>> Start GIVEN ENTRIES

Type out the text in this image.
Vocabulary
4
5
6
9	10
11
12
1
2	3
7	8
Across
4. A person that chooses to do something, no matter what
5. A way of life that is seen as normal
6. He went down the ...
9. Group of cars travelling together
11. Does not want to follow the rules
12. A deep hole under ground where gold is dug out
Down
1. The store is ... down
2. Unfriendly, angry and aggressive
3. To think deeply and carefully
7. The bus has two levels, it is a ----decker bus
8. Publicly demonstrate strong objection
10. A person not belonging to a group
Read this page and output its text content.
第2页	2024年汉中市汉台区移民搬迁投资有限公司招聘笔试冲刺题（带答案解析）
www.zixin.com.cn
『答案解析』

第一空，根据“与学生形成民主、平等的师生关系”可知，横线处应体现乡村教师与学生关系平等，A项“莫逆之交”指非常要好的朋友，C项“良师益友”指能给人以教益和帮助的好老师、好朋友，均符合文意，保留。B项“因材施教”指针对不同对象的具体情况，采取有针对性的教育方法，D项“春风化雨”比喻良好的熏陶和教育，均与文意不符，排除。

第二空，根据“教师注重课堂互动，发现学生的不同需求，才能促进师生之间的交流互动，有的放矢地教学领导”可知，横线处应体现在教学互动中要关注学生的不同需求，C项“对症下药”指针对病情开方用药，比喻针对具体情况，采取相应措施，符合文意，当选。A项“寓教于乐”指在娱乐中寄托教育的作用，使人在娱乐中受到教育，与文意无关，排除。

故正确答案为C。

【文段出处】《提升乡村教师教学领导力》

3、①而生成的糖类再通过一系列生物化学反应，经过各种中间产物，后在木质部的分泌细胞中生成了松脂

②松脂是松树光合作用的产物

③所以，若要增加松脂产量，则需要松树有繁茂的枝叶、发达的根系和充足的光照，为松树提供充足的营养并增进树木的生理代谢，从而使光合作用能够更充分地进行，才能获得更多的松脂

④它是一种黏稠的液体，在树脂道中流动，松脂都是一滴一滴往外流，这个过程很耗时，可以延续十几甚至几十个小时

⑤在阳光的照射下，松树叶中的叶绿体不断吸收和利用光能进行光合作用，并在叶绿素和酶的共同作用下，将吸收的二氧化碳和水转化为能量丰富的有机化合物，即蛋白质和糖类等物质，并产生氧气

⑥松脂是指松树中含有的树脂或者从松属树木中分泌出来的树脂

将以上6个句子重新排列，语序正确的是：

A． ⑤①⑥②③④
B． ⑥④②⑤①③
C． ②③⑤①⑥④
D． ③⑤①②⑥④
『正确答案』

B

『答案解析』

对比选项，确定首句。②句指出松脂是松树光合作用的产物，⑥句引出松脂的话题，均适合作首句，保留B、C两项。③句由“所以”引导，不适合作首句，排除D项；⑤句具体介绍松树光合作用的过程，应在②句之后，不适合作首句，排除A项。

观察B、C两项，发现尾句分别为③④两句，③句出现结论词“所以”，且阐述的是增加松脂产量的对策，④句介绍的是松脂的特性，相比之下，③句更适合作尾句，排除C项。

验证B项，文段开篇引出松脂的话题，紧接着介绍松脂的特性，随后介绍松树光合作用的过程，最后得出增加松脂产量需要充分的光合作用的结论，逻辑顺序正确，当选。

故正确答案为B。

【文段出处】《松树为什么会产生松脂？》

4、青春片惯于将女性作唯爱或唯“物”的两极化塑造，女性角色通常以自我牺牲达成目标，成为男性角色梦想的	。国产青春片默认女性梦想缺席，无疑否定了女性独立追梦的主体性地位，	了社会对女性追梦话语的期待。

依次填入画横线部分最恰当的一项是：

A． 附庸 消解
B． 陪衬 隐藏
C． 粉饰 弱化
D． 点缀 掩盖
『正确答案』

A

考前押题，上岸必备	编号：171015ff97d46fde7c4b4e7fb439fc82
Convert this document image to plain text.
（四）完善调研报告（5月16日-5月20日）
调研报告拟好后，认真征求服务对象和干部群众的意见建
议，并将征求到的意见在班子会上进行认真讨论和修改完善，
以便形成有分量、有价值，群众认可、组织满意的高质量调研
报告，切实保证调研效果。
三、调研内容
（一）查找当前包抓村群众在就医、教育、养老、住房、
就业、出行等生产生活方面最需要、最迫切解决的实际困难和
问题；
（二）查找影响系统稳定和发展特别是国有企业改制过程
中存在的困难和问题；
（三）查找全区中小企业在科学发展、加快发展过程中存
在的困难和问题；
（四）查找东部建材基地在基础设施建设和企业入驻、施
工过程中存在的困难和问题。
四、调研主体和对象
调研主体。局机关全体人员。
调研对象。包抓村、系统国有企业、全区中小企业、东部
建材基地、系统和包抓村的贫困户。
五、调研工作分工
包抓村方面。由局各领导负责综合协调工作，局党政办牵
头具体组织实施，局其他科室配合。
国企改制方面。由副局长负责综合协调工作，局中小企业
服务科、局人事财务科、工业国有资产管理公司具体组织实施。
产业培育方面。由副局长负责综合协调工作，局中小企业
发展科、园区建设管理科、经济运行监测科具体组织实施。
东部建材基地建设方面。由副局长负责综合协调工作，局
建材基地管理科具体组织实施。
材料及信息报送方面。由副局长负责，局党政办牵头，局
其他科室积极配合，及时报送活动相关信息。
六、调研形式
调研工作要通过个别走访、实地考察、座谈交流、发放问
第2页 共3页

>> End GIVEN ENTRIES

Retype the listing exactly, in full.

REPLY
Type out the text in this image.
Vocabulary
4
5
6
9	10
11
12
1
2	3
7	8
Across
4. A person that chooses to do something, no matter what
5. A way of life that is seen as normal
6. He went down the ...
9. Group of cars travelling together
11. Does not want to follow the rules
12. A deep hole under ground where gold is dug out
Down
1. The store is ... down
2. Unfriendly, angry and aggressive
3. To think deeply and carefully
7. The bus has two levels, it is a ----decker bus
8. Publicly demonstrate strong objection
10. A person not belonging to a group
Read this page and output its text content.
第2页	2024年汉中市汉台区移民搬迁投资有限公司招聘笔试冲刺题（带答案解析）
www.zixin.com.cn
『答案解析』

第一空，根据“与学生形成民主、平等的师生关系”可知，横线处应体现乡村教师与学生关系平等，A项“莫逆之交”指非常要好的朋友，C项“良师益友”指能给人以教益和帮助的好老师、好朋友，均符合文意，保留。B项“因材施教”指针对不同对象的具体情况，采取有针对性的教育方法，D项“春风化雨”比喻良好的熏陶和教育，均与文意不符，排除。

第二空，根据“教师注重课堂互动，发现学生的不同需求，才能促进师生之间的交流互动，有的放矢地教学领导”可知，横线处应体现在教学互动中要关注学生的不同需求，C项“对症下药”指针对病情开方用药，比喻针对具体情况，采取相应措施，符合文意，当选。A项“寓教于乐”指在娱乐中寄托教育的作用，使人在娱乐中受到教育，与文意无关，排除。

故正确答案为C。

【文段出处】《提升乡村教师教学领导力》

3、①而生成的糖类再通过一系列生物化学反应，经过各种中间产物，后在木质部的分泌细胞中生成了松脂

②松脂是松树光合作用的产物

③所以，若要增加松脂产量，则需要松树有繁茂的枝叶、发达的根系和充足的光照，为松树提供充足的营养并增进树木的生理代谢，从而使光合作用能够更充分地进行，才能获得更多的松脂

④它是一种黏稠的液体，在树脂道中流动，松脂都是一滴一滴往外流，这个过程很耗时，可以延续十几甚至几十个小时

⑤在阳光的照射下，松树叶中的叶绿体不断吸收和利用光能进行光合作用，并在叶绿素和酶的共同作用下，将吸收的二氧化碳和水转化为能量丰富的有机化合物，即蛋白质和糖类等物质，并产生氧气

⑥松脂是指松树中含有的树脂或者从松属树木中分泌出来的树脂

将以上6个句子重新排列，语序正确的是：

A． ⑤①⑥②③④
B． ⑥④②⑤①③
C． ②③⑤①⑥④
D． ③⑤①②⑥④
『正确答案』

B

『答案解析』

对比选项，确定首句。②句指出松脂是松树光合作用的产物，⑥句引出松脂的话题，均适合作首句，保留B、C两项。③句由“所以”引导，不适合作首句，排除D项；⑤句具体介绍松树光合作用的过程，应在②句之后，不适合作首句，排除A项。

观察B、C两项，发现尾句分别为③④两句，③句出现结论词“所以”，且阐述的是增加松脂产量的对策，④句介绍的是松脂的特性，相比之下，③句更适合作尾句，排除C项。

验证B项，文段开篇引出松脂的话题，紧接着介绍松脂的特性，随后介绍松树光合作用的过程，最后得出增加松脂产量需要充分的光合作用的结论，逻辑顺序正确，当选。

故正确答案为B。

【文段出处】《松树为什么会产生松脂？》

4、青春片惯于将女性作唯爱或唯“物”的两极化塑造，女性角色通常以自我牺牲达成目标，成为男性角色梦想的	。国产青春片默认女性梦想缺席，无疑否定了女性独立追梦的主体性地位，	了社会对女性追梦话语的期待。

依次填入画横线部分最恰当的一项是：

A． 附庸 消解
B． 陪衬 隐藏
C． 粉饰 弱化
D． 点缀 掩盖
『正确答案』

A

考前押题，上岸必备	编号：171015ff97d46fde7c4b4e7fb439fc82
Convert this document image to plain text.
（四）完善调研报告（5月16日-5月20日）
调研报告拟好后，认真征求服务对象和干部群众的意见建
议，并将征求到的意见在班子会上进行认真讨论和修改完善，
以便形成有分量、有价值，群众认可、组织满意的高质量调研
报告，切实保证调研效果。
三、调研内容
（一）查找当前包抓村群众在就医、教育、养老、住房、
就业、出行等生产生活方面最需要、最迫切解决的实际困难和
问题；
（二）查找影响系统稳定和发展特别是国有企业改制过程
中存在的困难和问题；
（三）查找全区中小企业在科学发展、加快发展过程中存
在的困难和问题；
（四）查找东部建材基地在基础设施建设和企业入驻、施
工过程中存在的困难和问题。
四、调研主体和对象
调研主体。局机关全体人员。
调研对象。包抓村、系统国有企业、全区中小企业、东部
建材基地、系统和包抓村的贫困户。
五、调研工作分工
包抓村方面。由局各领导负责综合协调工作，局党政办牵
头具体组织实施，局其他科室配合。
国企改制方面。由副局长负责综合协调工作，局中小企业
服务科、局人事财务科、工业国有资产管理公司具体组织实施。
产业培育方面。由副局长负责综合协调工作，局中小企业
发展科、园区建设管理科、经济运行监测科具体组织实施。
东部建材基地建设方面。由副局长负责综合协调工作，局
建材基地管理科具体组织实施。
材料及信息报送方面。由副局长负责，局党政办牵头，局
其他科室积极配合，及时报送活动相关信息。
六、调研形式
调研工作要通过个别走访、实地考察、座谈交流、发放问
第2页 共3页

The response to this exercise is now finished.